_Dataset records_

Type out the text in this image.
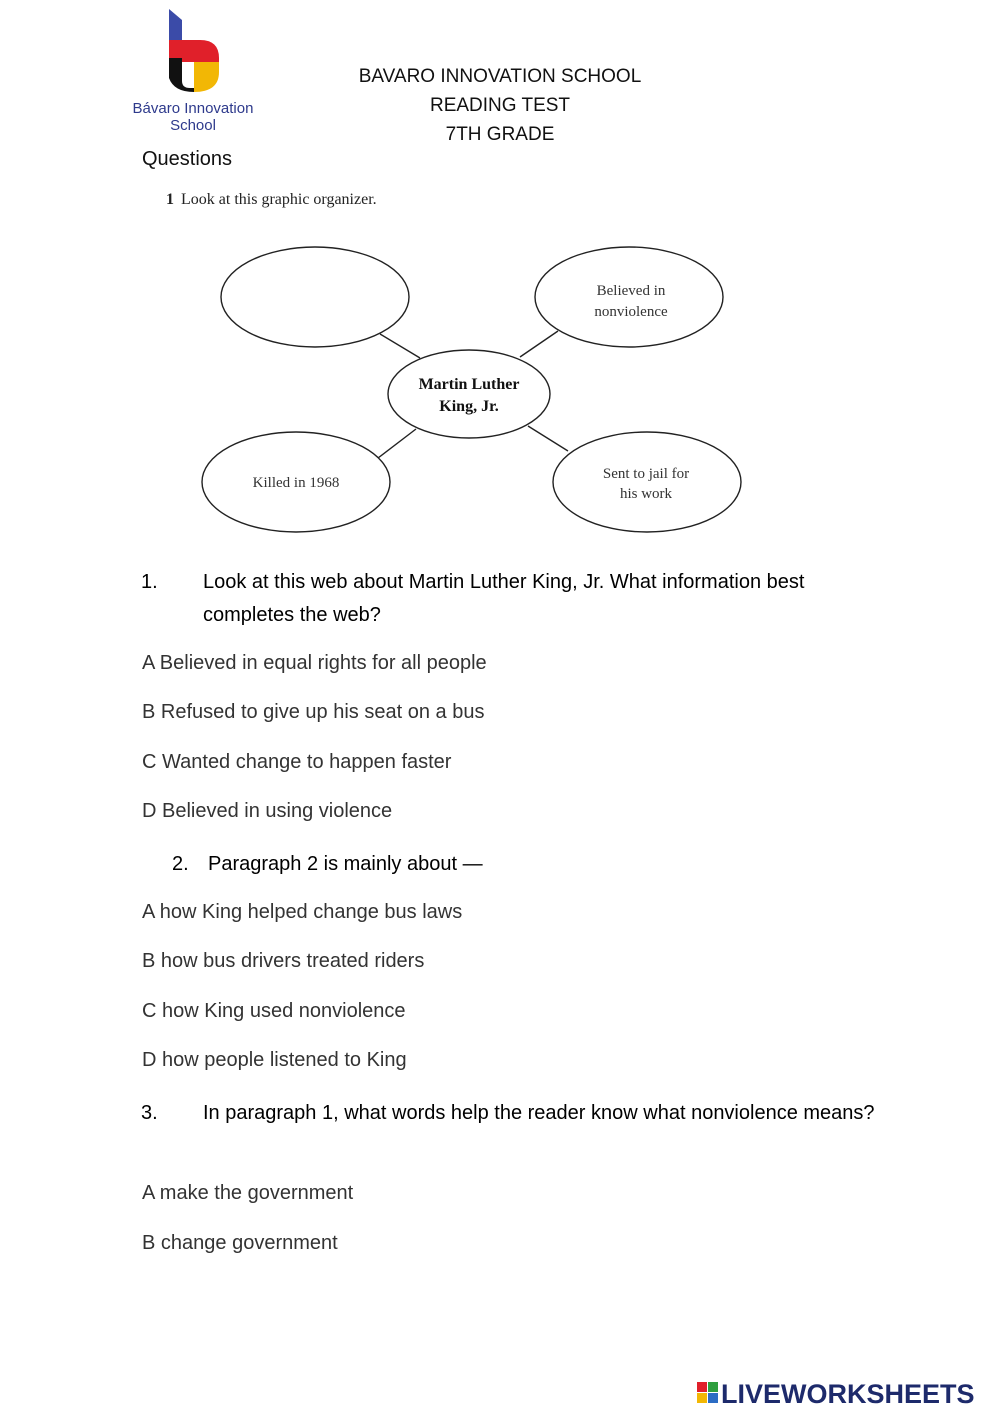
Bávaro Innovation
School
BAVARO INNOVATION SCHOOL
READING TEST
7TH GRADE
Questions
1 Look at this graphic organizer.
Martin Luther
King, Jr.
Believed in
nonviolence
Killed in 1968
Sent to jail for
his work
1. Look at this web about Martin Luther King, Jr. What information best completes the web?
A Believed in equal rights for all people
B Refused to give up his seat on a bus
C Wanted change to happen faster
D Believed in using violence
2. Paragraph 2 is mainly about —
A how King helped change bus laws
B how bus drivers treated riders
C how King used nonviolence
D how people listened to King
3. In paragraph 1, what words help the reader know what nonviolence means?
A make the government
B change government
LIVEWORKSHEETS
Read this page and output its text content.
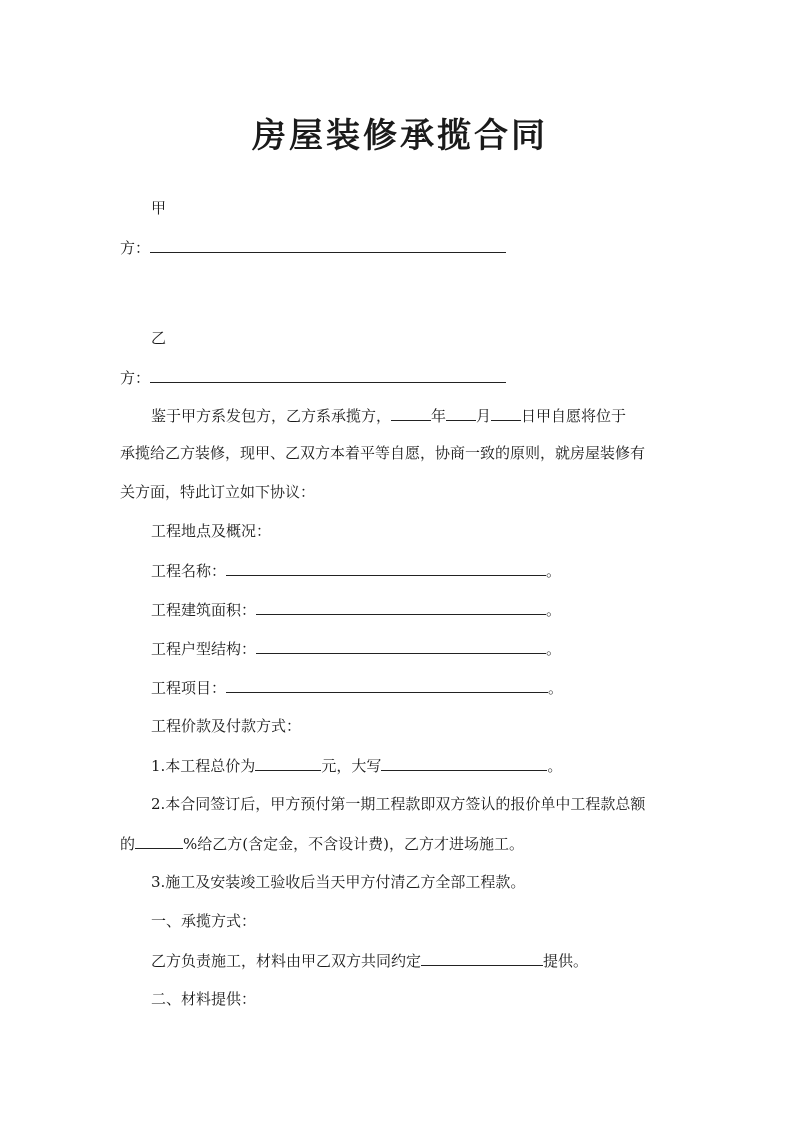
房屋装修承揽合同
甲
方：
乙
方：
鉴于甲方系发包方，乙方系承揽方，	年 月 日甲自愿将位于
承揽给乙方装修，现甲、乙双方本着平等自愿，协商一致的原则，就房屋装修有
关方面，特此订立如下协议：
工程地点及概况：
工程名称：	。
工程建筑面积：	。
工程户型结构：	。
工程项目：	。
工程价款及付款方式：
1.本工程总价为	元，大写	。
2.本合同签订后，甲方预付第一期工程款即双方签认的报价单中工程款总额
的	%给乙方(含定金，不含设计费)，乙方才进场施工。
3.施工及安装竣工验收后当天甲方付清乙方全部工程款。
一、承揽方式：
乙方负责施工，材料由甲乙双方共同约定	提供。
二、材料提供：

_Work to do_
Extract the text of all the records above verbatim, excluding pictures.

_Task response_
Type out the text in this image.
Bávaro Innovation
School
BAVARO INNOVATION SCHOOL
READING TEST
7TH GRADE
Questions
1 Look at this graphic organizer.
Martin Luther
King, Jr.
Believed in
nonviolence
Killed in 1968
Sent to jail for
his work
1. Look at this web about Martin Luther King, Jr. What information best completes the web?
A Believed in equal rights for all people
B Refused to give up his seat on a bus
C Wanted change to happen faster
D Believed in using violence
2. Paragraph 2 is mainly about —
A how King helped change bus laws
B how bus drivers treated riders
C how King used nonviolence
D how people listened to King
3. In paragraph 1, what words help the reader know what nonviolence means?
A make the government
B change government
LIVEWORKSHEETS
Read this page and output its text content.
房屋装修承揽合同
甲
方：
乙
方：
鉴于甲方系发包方，乙方系承揽方，	年 月 日甲自愿将位于
承揽给乙方装修，现甲、乙双方本着平等自愿，协商一致的原则，就房屋装修有
关方面，特此订立如下协议：
工程地点及概况：
工程名称：	。
工程建筑面积：	。
工程户型结构：	。
工程项目：	。
工程价款及付款方式：
1.本工程总价为	元，大写	。
2.本合同签订后，甲方预付第一期工程款即双方签认的报价单中工程款总额
的	%给乙方(含定金，不含设计费)，乙方才进场施工。
3.施工及安装竣工验收后当天甲方付清乙方全部工程款。
一、承揽方式：
乙方负责施工，材料由甲乙双方共同约定	提供。
二、材料提供：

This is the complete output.